- [REQUIREMENTS]: Every record below should be printed exactly as it appears.

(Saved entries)
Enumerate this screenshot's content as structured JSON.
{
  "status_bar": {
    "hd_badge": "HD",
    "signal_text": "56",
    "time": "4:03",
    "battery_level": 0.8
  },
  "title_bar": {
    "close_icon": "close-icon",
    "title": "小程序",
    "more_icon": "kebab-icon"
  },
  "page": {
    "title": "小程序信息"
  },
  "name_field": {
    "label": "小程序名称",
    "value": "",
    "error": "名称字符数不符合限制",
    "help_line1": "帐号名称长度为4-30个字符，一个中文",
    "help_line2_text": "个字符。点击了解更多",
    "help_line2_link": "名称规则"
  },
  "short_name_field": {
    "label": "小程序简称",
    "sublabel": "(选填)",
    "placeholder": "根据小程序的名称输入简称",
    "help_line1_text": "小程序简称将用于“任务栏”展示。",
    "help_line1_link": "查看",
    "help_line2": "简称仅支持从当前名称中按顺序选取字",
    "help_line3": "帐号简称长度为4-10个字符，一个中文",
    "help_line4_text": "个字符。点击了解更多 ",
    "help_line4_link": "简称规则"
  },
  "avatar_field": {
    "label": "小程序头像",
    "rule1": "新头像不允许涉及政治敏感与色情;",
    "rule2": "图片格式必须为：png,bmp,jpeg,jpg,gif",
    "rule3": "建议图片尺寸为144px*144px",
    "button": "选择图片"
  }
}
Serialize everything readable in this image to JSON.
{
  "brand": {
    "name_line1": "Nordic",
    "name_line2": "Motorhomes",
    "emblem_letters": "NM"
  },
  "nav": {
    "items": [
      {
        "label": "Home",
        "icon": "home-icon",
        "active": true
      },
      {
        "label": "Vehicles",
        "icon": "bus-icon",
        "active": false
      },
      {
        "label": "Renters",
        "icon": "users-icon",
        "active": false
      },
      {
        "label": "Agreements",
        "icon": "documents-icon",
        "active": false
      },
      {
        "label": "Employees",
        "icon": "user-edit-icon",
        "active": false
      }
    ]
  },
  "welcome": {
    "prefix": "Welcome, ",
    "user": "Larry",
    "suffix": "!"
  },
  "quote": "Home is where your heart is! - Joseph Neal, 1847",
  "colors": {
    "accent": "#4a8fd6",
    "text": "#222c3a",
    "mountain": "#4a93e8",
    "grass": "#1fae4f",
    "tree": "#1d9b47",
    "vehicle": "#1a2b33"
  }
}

- [EXPECTED ANSWER]:
Enumerate this screenshot's content as structured JSON.
{
  "status_bar": {
    "hd_badge": "HD",
    "signal_text": "56",
    "time": "4:03",
    "battery_level": 0.8
  },
  "title_bar": {
    "close_icon": "close-icon",
    "title": "小程序",
    "more_icon": "kebab-icon"
  },
  "page": {
    "title": "小程序信息"
  },
  "name_field": {
    "label": "小程序名称",
    "value": "",
    "error": "名称字符数不符合限制",
    "help_line1": "帐号名称长度为4-30个字符，一个中文",
    "help_line2_text": "个字符。点击了解更多",
    "help_line2_link": "名称规则"
  },
  "short_name_field": {
    "label": "小程序简称",
    "sublabel": "(选填)",
    "placeholder": "根据小程序的名称输入简称",
    "help_line1_text": "小程序简称将用于“任务栏”展示。",
    "help_line1_link": "查看",
    "help_line2": "简称仅支持从当前名称中按顺序选取字",
    "help_line3": "帐号简称长度为4-10个字符，一个中文",
    "help_line4_text": "个字符。点击了解更多 ",
    "help_line4_link": "简称规则"
  },
  "avatar_field": {
    "label": "小程序头像",
    "rule1": "新头像不允许涉及政治敏感与色情;",
    "rule2": "图片格式必须为：png,bmp,jpeg,jpg,gif",
    "rule3": "建议图片尺寸为144px*144px",
    "button": "选择图片"
  }
}
Serialize everything readable in this image to JSON.
{
  "brand": {
    "name_line1": "Nordic",
    "name_line2": "Motorhomes",
    "emblem_letters": "NM"
  },
  "nav": {
    "items": [
      {
        "label": "Home",
        "icon": "home-icon",
        "active": true
      },
      {
        "label": "Vehicles",
        "icon": "bus-icon",
        "active": false
      },
      {
        "label": "Renters",
        "icon": "users-icon",
        "active": false
      },
      {
        "label": "Agreements",
        "icon": "documents-icon",
        "active": false
      },
      {
        "label": "Employees",
        "icon": "user-edit-icon",
        "active": false
      }
    ]
  },
  "welcome": {
    "prefix": "Welcome, ",
    "user": "Larry",
    "suffix": "!"
  },
  "quote": "Home is where your heart is! - Joseph Neal, 1847",
  "colors": {
    "accent": "#4a8fd6",
    "text": "#222c3a",
    "mountain": "#4a93e8",
    "grass": "#1fae4f",
    "tree": "#1d9b47",
    "vehicle": "#1a2b33"
  }
}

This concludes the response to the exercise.